* _Qué hacer_
[A] En el texto sobre el 2 de mayo, ¿cuáles son las tres opciones que tiene alguien a quien no le gusta lo que ve?
[B] Por favor, retoma el texto sobre el 2 de mayo y sigue escribiéndolo a partir de su última frase.

* _Extracto de página_
Y llegó el ansiado día 2 de mayo, fecha señalada históricamente por otros motivos desde principios del siglo XIX, pero en estos momentos pocos se acuerdan de aquello.
Miles de seres humanos en la ciudad estaban deseando salir, y salieron como toro del chiquero, embistiendo y llevándose por delante lo que hiciera falta, algunos ordenada y civilizadamente (quiero pensar que la mayoría), pero otros con total desprecio no sólo por la norma y la recomendación (que uno puede desoir y desobedecer si va en contra de la moral o de la lógica, ateniéndose a las consecuencias que se deberán aceptar), sino hacia el prójimo, el vecino, el conciudadano. Es el egoísmo llevado a la máxima expresión, la materialización del pasotismo hacia el vecino, el congénere, la absoluta ignorancia de las más elementales reglas de educación y urbanidad. El superhombre, el lobo de Hobbes, nos rodea, aflora en estas circunstancias de crisis en que algunos sujetos se vuelven irascibles, su conducta transmuta a otra personalidad, se vuelve irreconocible.
Pero vivimos en sociedad, y si a uno no le gusta lo que ve, puede hacer tres cosas: aguantarse, intentar cambiarlo, irse a otro sitio. Pero nunca, repito, nunca, se puede permanecer en el sistema viviendo a tu puta bola, porque el propio sistema te cogerá, te engullirá, te masticará y finalmente escupirá una pulpa contigo.

* _Entradas mostradas_
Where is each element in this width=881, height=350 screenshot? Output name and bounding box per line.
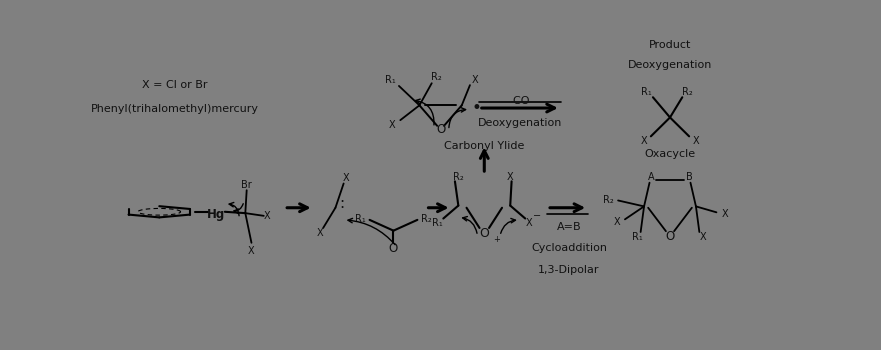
Text: A=B: A=B — [557, 222, 581, 232]
Text: R₂: R₂ — [431, 72, 442, 82]
Text: Hg: Hg — [207, 208, 225, 221]
Text: O: O — [436, 122, 445, 135]
Text: R₂: R₂ — [453, 172, 463, 182]
Text: X: X — [525, 218, 532, 228]
Text: Phenyl(trihalomethyl)mercury: Phenyl(trihalomethyl)mercury — [91, 104, 259, 114]
Text: X: X — [613, 217, 620, 227]
Text: R₂: R₂ — [421, 214, 432, 224]
Text: X: X — [472, 75, 478, 85]
Text: Product: Product — [648, 40, 692, 50]
Text: X: X — [700, 232, 706, 243]
Text: Br: Br — [241, 180, 252, 190]
Text: X: X — [640, 136, 648, 146]
Text: +: + — [493, 235, 500, 244]
Text: R₂: R₂ — [682, 87, 692, 97]
Text: −: − — [534, 211, 542, 221]
Text: Oxacycle: Oxacycle — [644, 149, 696, 159]
Text: O: O — [479, 227, 489, 240]
Text: X: X — [507, 172, 514, 182]
Text: •: • — [472, 99, 482, 117]
Text: X: X — [317, 228, 323, 238]
Text: X: X — [263, 211, 270, 221]
Text: :: : — [340, 196, 344, 211]
Text: Cycloaddition: Cycloaddition — [531, 243, 607, 253]
Text: X: X — [722, 209, 728, 219]
Text: X: X — [248, 246, 255, 256]
Text: R₁: R₁ — [385, 75, 396, 85]
Text: X: X — [389, 120, 396, 130]
Text: O: O — [389, 241, 398, 255]
Text: A: A — [648, 172, 655, 182]
Text: Deoxygenation: Deoxygenation — [478, 118, 562, 128]
Text: O: O — [665, 230, 675, 243]
Text: 1,3-Dipolar: 1,3-Dipolar — [538, 265, 600, 275]
Text: X: X — [692, 136, 700, 146]
Text: X = Cl or Br: X = Cl or Br — [142, 80, 208, 90]
Text: R₁: R₁ — [640, 87, 651, 97]
Text: B: B — [685, 172, 692, 182]
Text: Carbonyl Ylide: Carbonyl Ylide — [444, 141, 524, 151]
Text: R₁: R₁ — [355, 214, 366, 224]
Text: R₂: R₂ — [603, 195, 614, 205]
Text: R₁: R₁ — [433, 218, 443, 228]
Text: X: X — [343, 173, 349, 183]
Text: -CO: -CO — [509, 96, 530, 106]
Text: Deoxygenation: Deoxygenation — [628, 60, 712, 70]
Text: R₁: R₁ — [632, 232, 642, 243]
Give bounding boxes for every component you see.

* _Respuestas_
[A] Aguantarse, intentar cambiarlo o irse a otro sitio.

[B]
Tampoco defiendo ahora aquello de "ver-oir-callar", sino algo más sutil, o más elaborado: ver, oir, callar, hacer lo que te salga del navo siempre que no molestes a nadie.
Pues el día dos, sábado, a las 9:15 horas salí con mi bici de carretera para tantear los ánimos y el tránsito por el puente Sifón, antiguo Puente de Punta Umbría, ya que sospechaba que al final del mismo podría haber un corte al ser el límite del término municipal, barrera infranqueable según el Decreto del día anterior. No había nadie que impidiera el paso hacia el carril bici que une Huelva con Punta Umbría, pasando por los términos de Aljaraque y Gibraleón. Bien, me dije, mañana será mi día.
A las 20 horas salí con la máquina de discutir a dar un paseo, lo que fue un error y una experiencia nefasta por lo que ya he explicado más arriba.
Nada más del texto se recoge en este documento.